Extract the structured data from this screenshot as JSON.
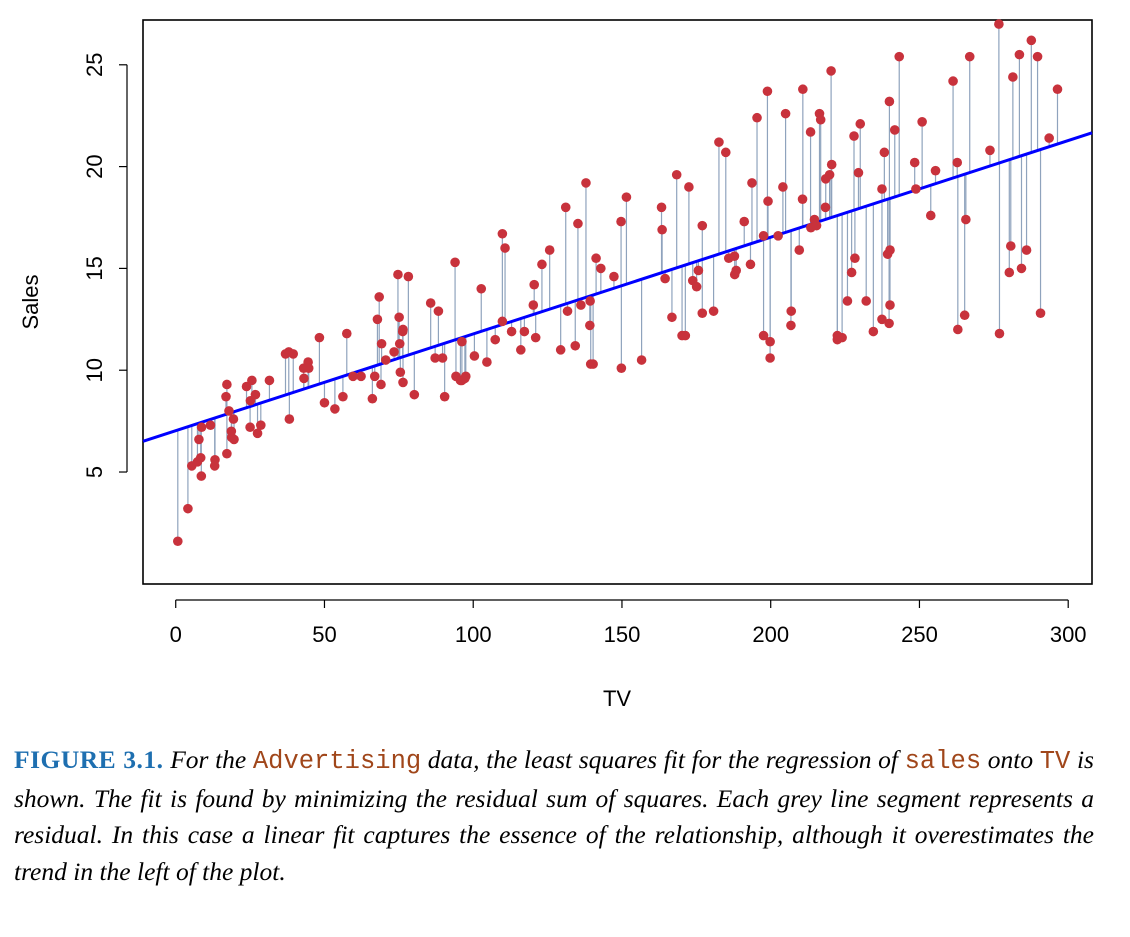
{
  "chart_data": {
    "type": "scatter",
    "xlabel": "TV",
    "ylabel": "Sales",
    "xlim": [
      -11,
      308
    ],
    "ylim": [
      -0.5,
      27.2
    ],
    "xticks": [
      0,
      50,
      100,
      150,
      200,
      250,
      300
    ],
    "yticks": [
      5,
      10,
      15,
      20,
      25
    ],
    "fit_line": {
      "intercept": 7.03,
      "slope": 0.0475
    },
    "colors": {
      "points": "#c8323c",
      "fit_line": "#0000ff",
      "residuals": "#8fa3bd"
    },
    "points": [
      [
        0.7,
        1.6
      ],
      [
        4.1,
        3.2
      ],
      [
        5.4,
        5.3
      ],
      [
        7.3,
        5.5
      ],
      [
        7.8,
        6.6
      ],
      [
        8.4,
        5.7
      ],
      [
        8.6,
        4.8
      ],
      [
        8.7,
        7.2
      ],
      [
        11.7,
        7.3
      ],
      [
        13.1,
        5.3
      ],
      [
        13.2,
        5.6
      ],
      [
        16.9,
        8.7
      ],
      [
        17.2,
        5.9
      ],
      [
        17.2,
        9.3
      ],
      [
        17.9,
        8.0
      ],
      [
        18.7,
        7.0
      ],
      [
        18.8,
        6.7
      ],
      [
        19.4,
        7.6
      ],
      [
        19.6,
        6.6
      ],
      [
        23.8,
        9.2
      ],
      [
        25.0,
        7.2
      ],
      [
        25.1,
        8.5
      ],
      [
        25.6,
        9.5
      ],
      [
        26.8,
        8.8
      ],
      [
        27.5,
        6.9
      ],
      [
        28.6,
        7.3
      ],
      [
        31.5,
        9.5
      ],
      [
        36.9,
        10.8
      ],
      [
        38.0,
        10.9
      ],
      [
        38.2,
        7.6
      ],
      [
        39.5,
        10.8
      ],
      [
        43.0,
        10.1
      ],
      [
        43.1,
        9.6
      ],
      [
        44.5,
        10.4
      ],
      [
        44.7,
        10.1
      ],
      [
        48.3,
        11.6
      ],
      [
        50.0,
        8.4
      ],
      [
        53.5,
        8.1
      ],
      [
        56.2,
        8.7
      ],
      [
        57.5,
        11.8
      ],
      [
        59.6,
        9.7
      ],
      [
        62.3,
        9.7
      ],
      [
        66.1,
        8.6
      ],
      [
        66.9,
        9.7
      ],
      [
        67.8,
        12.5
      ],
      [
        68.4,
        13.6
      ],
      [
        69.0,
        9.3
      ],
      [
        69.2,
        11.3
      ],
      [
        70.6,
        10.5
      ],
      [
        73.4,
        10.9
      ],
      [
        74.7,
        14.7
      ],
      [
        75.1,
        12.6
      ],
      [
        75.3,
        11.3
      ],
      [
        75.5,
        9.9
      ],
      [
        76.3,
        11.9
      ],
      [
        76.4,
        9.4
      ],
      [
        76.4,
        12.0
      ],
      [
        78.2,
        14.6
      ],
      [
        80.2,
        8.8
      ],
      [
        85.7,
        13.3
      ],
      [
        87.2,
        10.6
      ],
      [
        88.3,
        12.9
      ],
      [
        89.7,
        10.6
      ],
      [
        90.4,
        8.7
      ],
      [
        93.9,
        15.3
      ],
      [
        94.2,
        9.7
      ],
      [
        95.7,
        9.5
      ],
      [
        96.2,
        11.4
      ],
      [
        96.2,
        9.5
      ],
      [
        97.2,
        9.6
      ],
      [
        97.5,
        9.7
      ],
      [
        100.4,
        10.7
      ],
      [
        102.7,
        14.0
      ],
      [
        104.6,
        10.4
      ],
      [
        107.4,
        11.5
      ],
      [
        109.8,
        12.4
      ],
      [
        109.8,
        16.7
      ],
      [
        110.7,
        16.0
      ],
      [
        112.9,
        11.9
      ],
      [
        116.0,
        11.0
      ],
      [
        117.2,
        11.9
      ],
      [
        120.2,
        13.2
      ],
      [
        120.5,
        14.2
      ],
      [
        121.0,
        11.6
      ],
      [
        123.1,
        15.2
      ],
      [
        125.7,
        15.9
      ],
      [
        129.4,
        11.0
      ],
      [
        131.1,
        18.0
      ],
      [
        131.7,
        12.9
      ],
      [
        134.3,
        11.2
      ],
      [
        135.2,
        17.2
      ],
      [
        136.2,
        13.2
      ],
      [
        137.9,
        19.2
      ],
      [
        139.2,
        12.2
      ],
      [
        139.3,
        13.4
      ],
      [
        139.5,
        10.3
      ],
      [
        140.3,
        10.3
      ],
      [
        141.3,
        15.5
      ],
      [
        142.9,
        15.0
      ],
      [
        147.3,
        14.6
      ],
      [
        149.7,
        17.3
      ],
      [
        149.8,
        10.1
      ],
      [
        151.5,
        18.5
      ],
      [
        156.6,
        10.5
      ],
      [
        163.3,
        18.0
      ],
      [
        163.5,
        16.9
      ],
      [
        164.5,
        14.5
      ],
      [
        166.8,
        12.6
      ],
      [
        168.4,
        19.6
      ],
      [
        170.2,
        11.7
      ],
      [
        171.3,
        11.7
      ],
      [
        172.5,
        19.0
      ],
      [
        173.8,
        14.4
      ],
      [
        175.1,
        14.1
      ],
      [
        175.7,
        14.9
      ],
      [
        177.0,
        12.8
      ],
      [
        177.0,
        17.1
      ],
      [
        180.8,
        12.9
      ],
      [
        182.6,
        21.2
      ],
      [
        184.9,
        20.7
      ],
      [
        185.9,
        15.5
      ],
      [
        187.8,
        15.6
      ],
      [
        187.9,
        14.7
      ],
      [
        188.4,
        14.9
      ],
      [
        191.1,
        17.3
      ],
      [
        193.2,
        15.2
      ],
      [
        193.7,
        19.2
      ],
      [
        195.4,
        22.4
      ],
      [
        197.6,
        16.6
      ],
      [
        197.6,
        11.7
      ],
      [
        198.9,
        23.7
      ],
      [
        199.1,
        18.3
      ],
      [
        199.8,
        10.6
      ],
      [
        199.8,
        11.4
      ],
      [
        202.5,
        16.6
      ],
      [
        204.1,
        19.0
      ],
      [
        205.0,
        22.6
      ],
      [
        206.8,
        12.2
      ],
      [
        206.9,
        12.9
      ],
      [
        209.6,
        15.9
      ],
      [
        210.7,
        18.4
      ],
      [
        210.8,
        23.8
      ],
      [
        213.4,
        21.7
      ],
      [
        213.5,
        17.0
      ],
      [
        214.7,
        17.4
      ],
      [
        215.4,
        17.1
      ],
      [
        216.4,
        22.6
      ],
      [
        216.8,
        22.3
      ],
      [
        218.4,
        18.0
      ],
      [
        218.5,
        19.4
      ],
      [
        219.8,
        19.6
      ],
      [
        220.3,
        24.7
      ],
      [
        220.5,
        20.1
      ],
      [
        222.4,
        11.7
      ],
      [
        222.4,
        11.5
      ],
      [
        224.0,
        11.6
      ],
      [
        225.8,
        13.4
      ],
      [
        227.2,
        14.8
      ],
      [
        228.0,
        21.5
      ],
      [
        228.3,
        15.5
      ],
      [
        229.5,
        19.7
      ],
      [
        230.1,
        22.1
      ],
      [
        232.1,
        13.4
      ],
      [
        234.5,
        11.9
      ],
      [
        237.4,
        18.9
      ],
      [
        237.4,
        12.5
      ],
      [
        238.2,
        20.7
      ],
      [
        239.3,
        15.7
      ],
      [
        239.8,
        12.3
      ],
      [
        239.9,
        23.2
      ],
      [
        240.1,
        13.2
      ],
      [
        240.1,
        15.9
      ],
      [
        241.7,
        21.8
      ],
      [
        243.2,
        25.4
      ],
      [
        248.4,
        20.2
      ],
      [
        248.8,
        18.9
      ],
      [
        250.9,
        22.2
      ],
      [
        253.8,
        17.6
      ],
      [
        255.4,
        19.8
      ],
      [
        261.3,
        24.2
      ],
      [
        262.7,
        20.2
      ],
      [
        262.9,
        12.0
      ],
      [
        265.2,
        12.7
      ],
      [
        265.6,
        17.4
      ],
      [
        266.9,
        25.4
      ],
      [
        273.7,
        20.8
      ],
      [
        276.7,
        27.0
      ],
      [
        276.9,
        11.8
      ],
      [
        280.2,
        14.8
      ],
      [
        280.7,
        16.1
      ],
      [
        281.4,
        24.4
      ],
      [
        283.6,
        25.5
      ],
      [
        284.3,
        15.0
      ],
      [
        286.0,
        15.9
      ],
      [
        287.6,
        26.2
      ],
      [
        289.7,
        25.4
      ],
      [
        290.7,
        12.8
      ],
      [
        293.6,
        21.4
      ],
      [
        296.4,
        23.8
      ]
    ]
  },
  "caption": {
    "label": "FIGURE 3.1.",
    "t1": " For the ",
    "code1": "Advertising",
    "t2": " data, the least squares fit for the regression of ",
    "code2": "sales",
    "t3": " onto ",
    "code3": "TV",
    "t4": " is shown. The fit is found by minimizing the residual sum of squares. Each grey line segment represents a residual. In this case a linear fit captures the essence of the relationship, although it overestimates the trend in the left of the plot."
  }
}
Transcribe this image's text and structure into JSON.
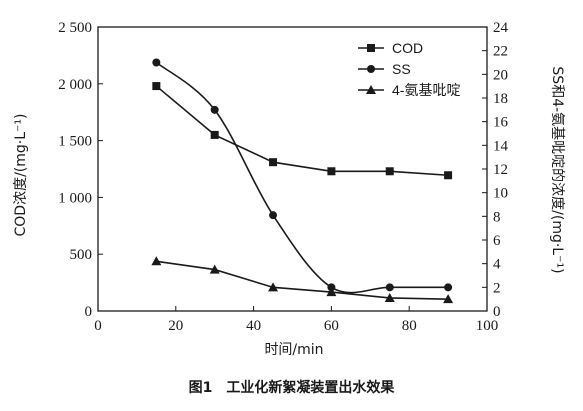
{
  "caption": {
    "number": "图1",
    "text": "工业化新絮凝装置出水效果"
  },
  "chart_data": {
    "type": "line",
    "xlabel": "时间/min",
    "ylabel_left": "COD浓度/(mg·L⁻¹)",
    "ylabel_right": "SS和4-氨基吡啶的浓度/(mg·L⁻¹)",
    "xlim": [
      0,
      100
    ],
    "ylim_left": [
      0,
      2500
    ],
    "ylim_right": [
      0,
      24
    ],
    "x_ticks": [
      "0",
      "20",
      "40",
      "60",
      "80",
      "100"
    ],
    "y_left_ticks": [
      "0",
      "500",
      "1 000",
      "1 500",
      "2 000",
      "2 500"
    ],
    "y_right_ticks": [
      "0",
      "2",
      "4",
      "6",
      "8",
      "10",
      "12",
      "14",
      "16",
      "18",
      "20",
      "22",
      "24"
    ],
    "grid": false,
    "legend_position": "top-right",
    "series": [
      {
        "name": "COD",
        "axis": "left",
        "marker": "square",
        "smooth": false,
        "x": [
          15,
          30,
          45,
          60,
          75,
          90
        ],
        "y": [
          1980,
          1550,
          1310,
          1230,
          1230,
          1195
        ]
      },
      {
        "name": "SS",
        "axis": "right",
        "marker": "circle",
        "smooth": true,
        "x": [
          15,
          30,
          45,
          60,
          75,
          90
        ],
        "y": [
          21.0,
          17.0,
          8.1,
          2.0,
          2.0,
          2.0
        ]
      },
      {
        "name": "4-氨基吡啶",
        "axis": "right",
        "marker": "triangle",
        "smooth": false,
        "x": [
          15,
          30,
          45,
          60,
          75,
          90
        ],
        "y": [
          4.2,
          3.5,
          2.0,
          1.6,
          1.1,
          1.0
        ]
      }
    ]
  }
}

> **What is expected**
Some lines of the records may hold the word "squares". How many do? Answer with a number and nothing else.

> **Task answer**
2